[Begin Data in this exercise]
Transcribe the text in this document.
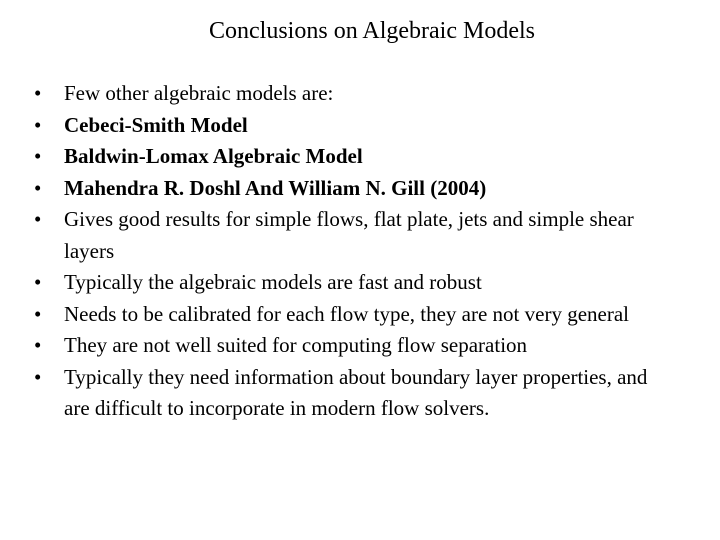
Conclusions on Algebraic Models
• Few other algebraic models are:
• Cebeci-Smith Model
• Baldwin-Lomax Algebraic Model
• Mahendra R. Doshl And William N. Gill (2004)
• Gives good results for simple flows, flat plate, jets and simple shear layers
• Typically the algebraic models are fast and robust
• Needs to be calibrated for each flow type, they are not very general
• They are not well suited for computing flow separation
• Typically they need information about boundary layer properties, and are difficult to incorporate in modern flow solvers.
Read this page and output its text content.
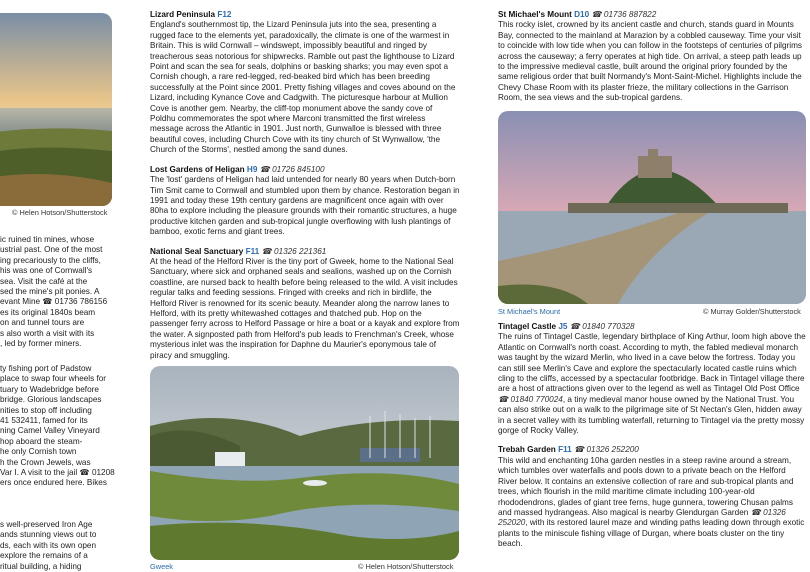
© Helen Hotson/Shutterstock
ic ruined tin mines, whose
ustrial past. One of the most
ing precariously to the cliffs,
his was one of Cornwall's
sea. Visit the café at the
sed the mine's pit ponies. A
evant Mine ☎ 01736 786156
es its original 1840s beam
on and tunnel tours are
s also worth a visit with its
, led by former miners.
ty fishing port of Padstow
place to swap four wheels for
tuary to Wadebridge before
bridge. Glorious landscapes
nities to stop off including
41 532411, famed for its
ning Camel Valley Vineyard
hop aboard the steam-
he only Cornish town
h the Crown Jewels, was
Var I. A visit to the jail ☎ 01208
ers once endured here. Bikes
s well-preserved Iron Age
ands stunning views out to
ds, each with its own open
explore the remains of a
ritual building, a hiding

Lizard Peninsula F12
England's southernmost tip, the Lizard Peninsula juts into the sea, presenting a rugged face to the elements yet, paradoxically, the climate is one of the warmest in Britain. This is wild Cornwall – windswept, impossibly beautiful and ringed by treacherous seas notorious for shipwrecks. Ramble out past the lighthouse to Lizard Point and scan the sea for seals, dolphins or basking sharks; you may even spot a Cornish chough, a rare red-legged, red-beaked bird which has been breeding successfully at the Point since 2001. Pretty fishing villages and coves abound on the Lizard, including Kynance Cove and Cadgwith. The picturesque harbour at Mullion Cove is another gem. Nearby, the cliff-top monument above the sandy cove of Poldhu commemorates the spot where Marconi transmitted the first wireless message across the Atlantic in 1901. Just north, Gunwalloe is blessed with three beautiful coves, including Church Cove with its tiny church of St Wynwallow, 'the Church of the Storms', nestled among the sand dunes.

Lost Gardens of Heligan H9 ☎ 01726 845100
The 'lost' gardens of Heligan had laid untended for nearly 80 years when Dutch-born Tim Smit came to Cornwall and stumbled upon them by chance. Restoration began in 1991 and today these 19th century gardens are magnificent once again with over 80ha to explore including the pleasure grounds with their romantic structures, a huge productive kitchen garden and sub-tropical jungle overflowing with lush plantings of bamboo, exotic ferns and giant trees.

National Seal Sanctuary F11 ☎ 01326 221361
At the head of the Helford River is the tiny port of Gweek, home to the National Seal Sanctuary, where sick and orphaned seals and sealions, washed up on the Cornish coastline, are nursed back to health before being released to the wild. A visit includes regular talks and feeding sessions. Fringed with creeks and rich in birdlife, the Helford River is renowned for its scenic beauty. Meander along the narrow lanes to Helford, with its pretty whitewashed cottages and thatched pub. Hop on the passenger ferry across to Helford Passage or hire a boat or a kayak and explore from the water. A signposted path from Helford's pub leads to Frenchman's Creek, whose mysterious inlet was the inspiration for Daphne du Maurier's eponymous tale of piracy and smuggling.

Gweek	© Helen Hotson/Shutterstock

St Michael's Mount D10 ☎ 01736 887822
This rocky islet, crowned by its ancient castle and church, stands guard in Mounts Bay, connected to the mainland at Marazion by a cobbled causeway. Time your visit to coincide with low tide when you can follow in the footsteps of centuries of pilgrims across the causeway; a ferry operates at high tide. On arrival, a steep path leads up to the impressive medieval castle, built around the original priory founded by the same religious order that built Normandy's Mont-Saint-Michel. Highlights include the Chevy Chase Room with its plaster frieze, the military collections in the Garrison Room, the sea views and the sub-tropical gardens.

St Michael's Mount	© Murray Golder/Shutterstock

Tintagel Castle J5 ☎ 01840 770328
The ruins of Tintagel Castle, legendary birthplace of King Arthur, loom high above the Atlantic on Cornwall's north coast. According to myth, the fabled medieval monarch was taught by the wizard Merlin, who lived in a cave below the fortress. Today you can still see Merlin's Cave and explore the spectacularly located castle ruins which cling to the cliffs, accessed by a spectacular footbridge. Back in Tintagel village there are a host of attractions given over to the legend as well as Tintagel Old Post Office ☎ 01840 770024, a tiny medieval manor house owned by the National Trust. You can also strike out on a walk to the pilgrimage site of St Nectan's Glen, hidden away in a secret valley with its tumbling waterfall, returning to Tintagel via the pretty mossy gorge of Rocky Valley.

Trebah Garden F11 ☎ 01326 252200
This wild and enchanting 10ha garden nestles in a steep ravine around a stream, which tumbles over waterfalls and pools down to a private beach on the Helford River below. It contains an extensive collection of rare and sub-tropical plants and trees, which flourish in the mild maritime climate including 100-year-old rhododendrons, glades of giant tree ferns, huge gunnera, towering Chusan palms and massed hydrangeas. Also magical is nearby Glendurgan Garden ☎ 01326 252020, with its restored laurel maze and winding paths leading down through exotic plants to the miniscule fishing village of Durgan, where boats cluster on the tiny beach.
[End Data in this exercise]
▶ [Set exercise] In the material above, show every line where the word "Michael" turns up.

▶ [Task solution]
St Michael's Mount D10 ☎ 01736 887822
St Michael's Mount	© Murray Golder/Shutterstock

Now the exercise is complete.